━━ The input ━━
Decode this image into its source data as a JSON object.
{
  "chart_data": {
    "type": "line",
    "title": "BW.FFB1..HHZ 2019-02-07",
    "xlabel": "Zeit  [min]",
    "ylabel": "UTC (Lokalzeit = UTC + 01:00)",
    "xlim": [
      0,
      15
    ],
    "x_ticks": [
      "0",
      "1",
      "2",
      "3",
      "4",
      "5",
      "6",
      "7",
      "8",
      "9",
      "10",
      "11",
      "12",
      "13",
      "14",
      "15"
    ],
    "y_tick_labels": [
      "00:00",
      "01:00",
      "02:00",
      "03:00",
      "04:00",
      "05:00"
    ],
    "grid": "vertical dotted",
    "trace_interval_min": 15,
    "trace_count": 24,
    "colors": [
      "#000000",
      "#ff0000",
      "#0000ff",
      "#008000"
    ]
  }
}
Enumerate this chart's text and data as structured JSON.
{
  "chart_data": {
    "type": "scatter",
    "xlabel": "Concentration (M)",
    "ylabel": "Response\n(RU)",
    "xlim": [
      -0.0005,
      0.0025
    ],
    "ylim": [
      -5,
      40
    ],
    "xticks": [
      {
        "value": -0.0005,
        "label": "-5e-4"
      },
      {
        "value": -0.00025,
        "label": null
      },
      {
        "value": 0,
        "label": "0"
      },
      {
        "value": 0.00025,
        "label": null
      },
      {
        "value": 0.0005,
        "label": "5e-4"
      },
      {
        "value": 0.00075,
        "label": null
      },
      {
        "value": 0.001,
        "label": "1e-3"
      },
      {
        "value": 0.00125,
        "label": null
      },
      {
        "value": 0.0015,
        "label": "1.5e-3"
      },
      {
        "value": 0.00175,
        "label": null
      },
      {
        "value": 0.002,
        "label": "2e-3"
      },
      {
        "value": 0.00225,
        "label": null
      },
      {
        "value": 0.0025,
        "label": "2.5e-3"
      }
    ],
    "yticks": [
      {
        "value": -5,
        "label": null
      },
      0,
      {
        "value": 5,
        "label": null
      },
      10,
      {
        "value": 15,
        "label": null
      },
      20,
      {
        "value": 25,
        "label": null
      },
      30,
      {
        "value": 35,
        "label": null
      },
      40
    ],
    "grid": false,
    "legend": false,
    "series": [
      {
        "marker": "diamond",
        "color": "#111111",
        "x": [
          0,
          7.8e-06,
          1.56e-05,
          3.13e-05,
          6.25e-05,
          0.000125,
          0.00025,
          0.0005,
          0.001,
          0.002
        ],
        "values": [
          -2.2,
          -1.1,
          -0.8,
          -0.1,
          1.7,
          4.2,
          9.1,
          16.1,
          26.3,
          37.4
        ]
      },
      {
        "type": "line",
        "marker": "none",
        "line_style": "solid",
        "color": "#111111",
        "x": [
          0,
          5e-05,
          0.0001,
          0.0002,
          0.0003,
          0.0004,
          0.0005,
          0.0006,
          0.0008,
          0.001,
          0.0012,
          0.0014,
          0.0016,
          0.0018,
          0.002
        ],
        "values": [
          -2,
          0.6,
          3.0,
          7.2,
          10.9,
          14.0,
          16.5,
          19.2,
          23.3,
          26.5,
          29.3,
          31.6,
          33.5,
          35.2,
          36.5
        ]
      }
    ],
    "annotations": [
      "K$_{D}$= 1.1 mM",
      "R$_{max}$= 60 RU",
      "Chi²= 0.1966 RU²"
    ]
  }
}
━━━
# What this task involves:
Extract every entry above as it appears.

# Exercise answer:
Decode this image into its source data as a JSON object.
{
  "chart_data": {
    "type": "line",
    "title": "BW.FFB1..HHZ 2019-02-07",
    "xlabel": "Zeit  [min]",
    "ylabel": "UTC (Lokalzeit = UTC + 01:00)",
    "xlim": [
      0,
      15
    ],
    "x_ticks": [
      "0",
      "1",
      "2",
      "3",
      "4",
      "5",
      "6",
      "7",
      "8",
      "9",
      "10",
      "11",
      "12",
      "13",
      "14",
      "15"
    ],
    "y_tick_labels": [
      "00:00",
      "01:00",
      "02:00",
      "03:00",
      "04:00",
      "05:00"
    ],
    "grid": "vertical dotted",
    "trace_interval_min": 15,
    "trace_count": 24,
    "colors": [
      "#000000",
      "#ff0000",
      "#0000ff",
      "#008000"
    ]
  }
}
Enumerate this chart's text and data as structured JSON.
{
  "chart_data": {
    "type": "scatter",
    "xlabel": "Concentration (M)",
    "ylabel": "Response\n(RU)",
    "xlim": [
      -0.0005,
      0.0025
    ],
    "ylim": [
      -5,
      40
    ],
    "xticks": [
      {
        "value": -0.0005,
        "label": "-5e-4"
      },
      {
        "value": -0.00025,
        "label": null
      },
      {
        "value": 0,
        "label": "0"
      },
      {
        "value": 0.00025,
        "label": null
      },
      {
        "value": 0.0005,
        "label": "5e-4"
      },
      {
        "value": 0.00075,
        "label": null
      },
      {
        "value": 0.001,
        "label": "1e-3"
      },
      {
        "value": 0.00125,
        "label": null
      },
      {
        "value": 0.0015,
        "label": "1.5e-3"
      },
      {
        "value": 0.00175,
        "label": null
      },
      {
        "value": 0.002,
        "label": "2e-3"
      },
      {
        "value": 0.00225,
        "label": null
      },
      {
        "value": 0.0025,
        "label": "2.5e-3"
      }
    ],
    "yticks": [
      {
        "value": -5,
        "label": null
      },
      0,
      {
        "value": 5,
        "label": null
      },
      10,
      {
        "value": 15,
        "label": null
      },
      20,
      {
        "value": 25,
        "label": null
      },
      30,
      {
        "value": 35,
        "label": null
      },
      40
    ],
    "grid": false,
    "legend": false,
    "series": [
      {
        "marker": "diamond",
        "color": "#111111",
        "x": [
          0,
          7.8e-06,
          1.56e-05,
          3.13e-05,
          6.25e-05,
          0.000125,
          0.00025,
          0.0005,
          0.001,
          0.002
        ],
        "values": [
          -2.2,
          -1.1,
          -0.8,
          -0.1,
          1.7,
          4.2,
          9.1,
          16.1,
          26.3,
          37.4
        ]
      },
      {
        "type": "line",
        "marker": "none",
        "line_style": "solid",
        "color": "#111111",
        "x": [
          0,
          5e-05,
          0.0001,
          0.0002,
          0.0003,
          0.0004,
          0.0005,
          0.0006,
          0.0008,
          0.001,
          0.0012,
          0.0014,
          0.0016,
          0.0018,
          0.002
        ],
        "values": [
          -2,
          0.6,
          3.0,
          7.2,
          10.9,
          14.0,
          16.5,
          19.2,
          23.3,
          26.5,
          29.3,
          31.6,
          33.5,
          35.2,
          36.5
        ]
      }
    ],
    "annotations": [
      "K$_{D}$= 1.1 mM",
      "R$_{max}$= 60 RU",
      "Chi²= 0.1966 RU²"
    ]
  }
}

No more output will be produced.